Records about charts and figures:
--- --- ---

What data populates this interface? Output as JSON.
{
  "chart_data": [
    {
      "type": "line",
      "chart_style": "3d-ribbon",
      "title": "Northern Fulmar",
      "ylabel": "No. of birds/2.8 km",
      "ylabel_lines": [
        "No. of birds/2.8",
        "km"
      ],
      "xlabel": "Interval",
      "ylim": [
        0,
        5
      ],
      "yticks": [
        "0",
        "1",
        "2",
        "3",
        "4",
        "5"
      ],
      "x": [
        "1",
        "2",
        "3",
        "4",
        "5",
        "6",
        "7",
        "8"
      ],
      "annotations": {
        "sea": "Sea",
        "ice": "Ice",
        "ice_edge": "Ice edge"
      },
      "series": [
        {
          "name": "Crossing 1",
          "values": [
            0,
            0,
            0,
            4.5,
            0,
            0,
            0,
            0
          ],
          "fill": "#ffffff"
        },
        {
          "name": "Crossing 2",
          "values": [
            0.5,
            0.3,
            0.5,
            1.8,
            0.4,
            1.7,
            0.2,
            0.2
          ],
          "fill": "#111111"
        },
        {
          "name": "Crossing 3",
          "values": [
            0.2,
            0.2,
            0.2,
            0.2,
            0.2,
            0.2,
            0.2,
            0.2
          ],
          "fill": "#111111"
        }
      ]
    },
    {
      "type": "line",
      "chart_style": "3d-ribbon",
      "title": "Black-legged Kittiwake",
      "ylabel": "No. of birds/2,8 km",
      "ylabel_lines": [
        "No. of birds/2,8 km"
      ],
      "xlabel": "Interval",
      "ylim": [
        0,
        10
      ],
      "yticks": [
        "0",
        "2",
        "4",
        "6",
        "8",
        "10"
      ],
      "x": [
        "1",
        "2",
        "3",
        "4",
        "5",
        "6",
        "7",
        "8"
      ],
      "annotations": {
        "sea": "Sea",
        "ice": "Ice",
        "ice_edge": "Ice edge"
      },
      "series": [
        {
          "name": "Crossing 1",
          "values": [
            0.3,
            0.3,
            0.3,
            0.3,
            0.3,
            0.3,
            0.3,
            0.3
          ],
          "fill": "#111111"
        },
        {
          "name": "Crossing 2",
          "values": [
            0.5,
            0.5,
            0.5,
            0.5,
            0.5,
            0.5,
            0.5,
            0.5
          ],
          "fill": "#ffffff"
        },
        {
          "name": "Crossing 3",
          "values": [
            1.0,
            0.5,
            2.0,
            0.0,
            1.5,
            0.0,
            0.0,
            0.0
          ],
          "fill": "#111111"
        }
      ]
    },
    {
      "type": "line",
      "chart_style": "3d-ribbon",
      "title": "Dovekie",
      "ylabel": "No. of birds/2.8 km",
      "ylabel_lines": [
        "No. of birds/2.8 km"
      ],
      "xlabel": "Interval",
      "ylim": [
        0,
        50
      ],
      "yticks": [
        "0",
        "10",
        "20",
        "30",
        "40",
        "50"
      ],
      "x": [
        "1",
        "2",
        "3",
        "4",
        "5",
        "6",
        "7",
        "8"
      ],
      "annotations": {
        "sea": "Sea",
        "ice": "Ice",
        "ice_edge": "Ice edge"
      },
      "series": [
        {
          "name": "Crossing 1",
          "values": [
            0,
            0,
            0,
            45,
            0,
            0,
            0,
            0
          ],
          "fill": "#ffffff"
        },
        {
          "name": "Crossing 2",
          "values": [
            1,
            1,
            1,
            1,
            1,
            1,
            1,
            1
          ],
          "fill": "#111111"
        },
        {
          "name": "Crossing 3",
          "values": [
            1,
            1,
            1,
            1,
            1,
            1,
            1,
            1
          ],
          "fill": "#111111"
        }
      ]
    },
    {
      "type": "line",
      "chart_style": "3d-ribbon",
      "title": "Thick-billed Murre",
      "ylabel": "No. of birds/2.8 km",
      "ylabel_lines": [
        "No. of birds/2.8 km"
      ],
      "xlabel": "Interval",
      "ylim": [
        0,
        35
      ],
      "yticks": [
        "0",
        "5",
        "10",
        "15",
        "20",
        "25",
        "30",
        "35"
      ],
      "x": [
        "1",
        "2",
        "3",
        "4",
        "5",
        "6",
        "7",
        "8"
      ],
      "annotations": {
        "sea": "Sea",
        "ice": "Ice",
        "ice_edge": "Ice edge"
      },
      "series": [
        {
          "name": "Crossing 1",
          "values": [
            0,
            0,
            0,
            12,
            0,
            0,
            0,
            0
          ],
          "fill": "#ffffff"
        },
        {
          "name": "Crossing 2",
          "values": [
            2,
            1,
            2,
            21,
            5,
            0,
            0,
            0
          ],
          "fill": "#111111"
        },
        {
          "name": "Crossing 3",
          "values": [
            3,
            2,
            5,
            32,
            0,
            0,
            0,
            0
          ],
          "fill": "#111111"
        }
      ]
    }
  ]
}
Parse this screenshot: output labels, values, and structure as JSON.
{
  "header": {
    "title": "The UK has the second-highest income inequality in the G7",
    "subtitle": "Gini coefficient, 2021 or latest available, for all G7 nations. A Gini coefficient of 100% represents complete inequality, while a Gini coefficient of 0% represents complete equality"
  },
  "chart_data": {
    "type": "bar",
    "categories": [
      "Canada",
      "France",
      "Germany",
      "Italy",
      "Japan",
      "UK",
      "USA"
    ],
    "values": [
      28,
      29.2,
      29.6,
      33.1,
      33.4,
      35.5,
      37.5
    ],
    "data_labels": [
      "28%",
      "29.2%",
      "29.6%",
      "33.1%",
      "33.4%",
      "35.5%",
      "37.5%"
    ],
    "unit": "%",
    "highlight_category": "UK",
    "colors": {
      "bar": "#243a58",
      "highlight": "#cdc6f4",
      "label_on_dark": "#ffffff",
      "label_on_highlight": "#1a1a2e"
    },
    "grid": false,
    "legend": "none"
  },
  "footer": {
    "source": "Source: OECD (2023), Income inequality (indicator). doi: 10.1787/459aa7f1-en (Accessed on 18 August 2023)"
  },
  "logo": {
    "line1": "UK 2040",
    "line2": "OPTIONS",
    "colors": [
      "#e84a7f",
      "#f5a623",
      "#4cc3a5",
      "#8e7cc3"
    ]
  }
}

--- --- ---

▶ [WORK TO COMPLETE]
Reproduce the records above exactly as they appear.

▶ [EXERCISE RESULT]
What data populates this interface? Output as JSON.
{
  "chart_data": [
    {
      "type": "line",
      "chart_style": "3d-ribbon",
      "title": "Northern Fulmar",
      "ylabel": "No. of birds/2.8 km",
      "ylabel_lines": [
        "No. of birds/2.8",
        "km"
      ],
      "xlabel": "Interval",
      "ylim": [
        0,
        5
      ],
      "yticks": [
        "0",
        "1",
        "2",
        "3",
        "4",
        "5"
      ],
      "x": [
        "1",
        "2",
        "3",
        "4",
        "5",
        "6",
        "7",
        "8"
      ],
      "annotations": {
        "sea": "Sea",
        "ice": "Ice",
        "ice_edge": "Ice edge"
      },
      "series": [
        {
          "name": "Crossing 1",
          "values": [
            0,
            0,
            0,
            4.5,
            0,
            0,
            0,
            0
          ],
          "fill": "#ffffff"
        },
        {
          "name": "Crossing 2",
          "values": [
            0.5,
            0.3,
            0.5,
            1.8,
            0.4,
            1.7,
            0.2,
            0.2
          ],
          "fill": "#111111"
        },
        {
          "name": "Crossing 3",
          "values": [
            0.2,
            0.2,
            0.2,
            0.2,
            0.2,
            0.2,
            0.2,
            0.2
          ],
          "fill": "#111111"
        }
      ]
    },
    {
      "type": "line",
      "chart_style": "3d-ribbon",
      "title": "Black-legged Kittiwake",
      "ylabel": "No. of birds/2,8 km",
      "ylabel_lines": [
        "No. of birds/2,8 km"
      ],
      "xlabel": "Interval",
      "ylim": [
        0,
        10
      ],
      "yticks": [
        "0",
        "2",
        "4",
        "6",
        "8",
        "10"
      ],
      "x": [
        "1",
        "2",
        "3",
        "4",
        "5",
        "6",
        "7",
        "8"
      ],
      "annotations": {
        "sea": "Sea",
        "ice": "Ice",
        "ice_edge": "Ice edge"
      },
      "series": [
        {
          "name": "Crossing 1",
          "values": [
            0.3,
            0.3,
            0.3,
            0.3,
            0.3,
            0.3,
            0.3,
            0.3
          ],
          "fill": "#111111"
        },
        {
          "name": "Crossing 2",
          "values": [
            0.5,
            0.5,
            0.5,
            0.5,
            0.5,
            0.5,
            0.5,
            0.5
          ],
          "fill": "#ffffff"
        },
        {
          "name": "Crossing 3",
          "values": [
            1.0,
            0.5,
            2.0,
            0.0,
            1.5,
            0.0,
            0.0,
            0.0
          ],
          "fill": "#111111"
        }
      ]
    },
    {
      "type": "line",
      "chart_style": "3d-ribbon",
      "title": "Dovekie",
      "ylabel": "No. of birds/2.8 km",
      "ylabel_lines": [
        "No. of birds/2.8 km"
      ],
      "xlabel": "Interval",
      "ylim": [
        0,
        50
      ],
      "yticks": [
        "0",
        "10",
        "20",
        "30",
        "40",
        "50"
      ],
      "x": [
        "1",
        "2",
        "3",
        "4",
        "5",
        "6",
        "7",
        "8"
      ],
      "annotations": {
        "sea": "Sea",
        "ice": "Ice",
        "ice_edge": "Ice edge"
      },
      "series": [
        {
          "name": "Crossing 1",
          "values": [
            0,
            0,
            0,
            45,
            0,
            0,
            0,
            0
          ],
          "fill": "#ffffff"
        },
        {
          "name": "Crossing 2",
          "values": [
            1,
            1,
            1,
            1,
            1,
            1,
            1,
            1
          ],
          "fill": "#111111"
        },
        {
          "name": "Crossing 3",
          "values": [
            1,
            1,
            1,
            1,
            1,
            1,
            1,
            1
          ],
          "fill": "#111111"
        }
      ]
    },
    {
      "type": "line",
      "chart_style": "3d-ribbon",
      "title": "Thick-billed Murre",
      "ylabel": "No. of birds/2.8 km",
      "ylabel_lines": [
        "No. of birds/2.8 km"
      ],
      "xlabel": "Interval",
      "ylim": [
        0,
        35
      ],
      "yticks": [
        "0",
        "5",
        "10",
        "15",
        "20",
        "25",
        "30",
        "35"
      ],
      "x": [
        "1",
        "2",
        "3",
        "4",
        "5",
        "6",
        "7",
        "8"
      ],
      "annotations": {
        "sea": "Sea",
        "ice": "Ice",
        "ice_edge": "Ice edge"
      },
      "series": [
        {
          "name": "Crossing 1",
          "values": [
            0,
            0,
            0,
            12,
            0,
            0,
            0,
            0
          ],
          "fill": "#ffffff"
        },
        {
          "name": "Crossing 2",
          "values": [
            2,
            1,
            2,
            21,
            5,
            0,
            0,
            0
          ],
          "fill": "#111111"
        },
        {
          "name": "Crossing 3",
          "values": [
            3,
            2,
            5,
            32,
            0,
            0,
            0,
            0
          ],
          "fill": "#111111"
        }
      ]
    }
  ]
}
Parse this screenshot: output labels, values, and structure as JSON.
{
  "header": {
    "title": "The UK has the second-highest income inequality in the G7",
    "subtitle": "Gini coefficient, 2021 or latest available, for all G7 nations. A Gini coefficient of 100% represents complete inequality, while a Gini coefficient of 0% represents complete equality"
  },
  "chart_data": {
    "type": "bar",
    "categories": [
      "Canada",
      "France",
      "Germany",
      "Italy",
      "Japan",
      "UK",
      "USA"
    ],
    "values": [
      28,
      29.2,
      29.6,
      33.1,
      33.4,
      35.5,
      37.5
    ],
    "data_labels": [
      "28%",
      "29.2%",
      "29.6%",
      "33.1%",
      "33.4%",
      "35.5%",
      "37.5%"
    ],
    "unit": "%",
    "highlight_category": "UK",
    "colors": {
      "bar": "#243a58",
      "highlight": "#cdc6f4",
      "label_on_dark": "#ffffff",
      "label_on_highlight": "#1a1a2e"
    },
    "grid": false,
    "legend": "none"
  },
  "footer": {
    "source": "Source: OECD (2023), Income inequality (indicator). doi: 10.1787/459aa7f1-en (Accessed on 18 August 2023)"
  },
  "logo": {
    "line1": "UK 2040",
    "line2": "OPTIONS",
    "colors": [
      "#e84a7f",
      "#f5a623",
      "#4cc3a5",
      "#8e7cc3"
    ]
  }
}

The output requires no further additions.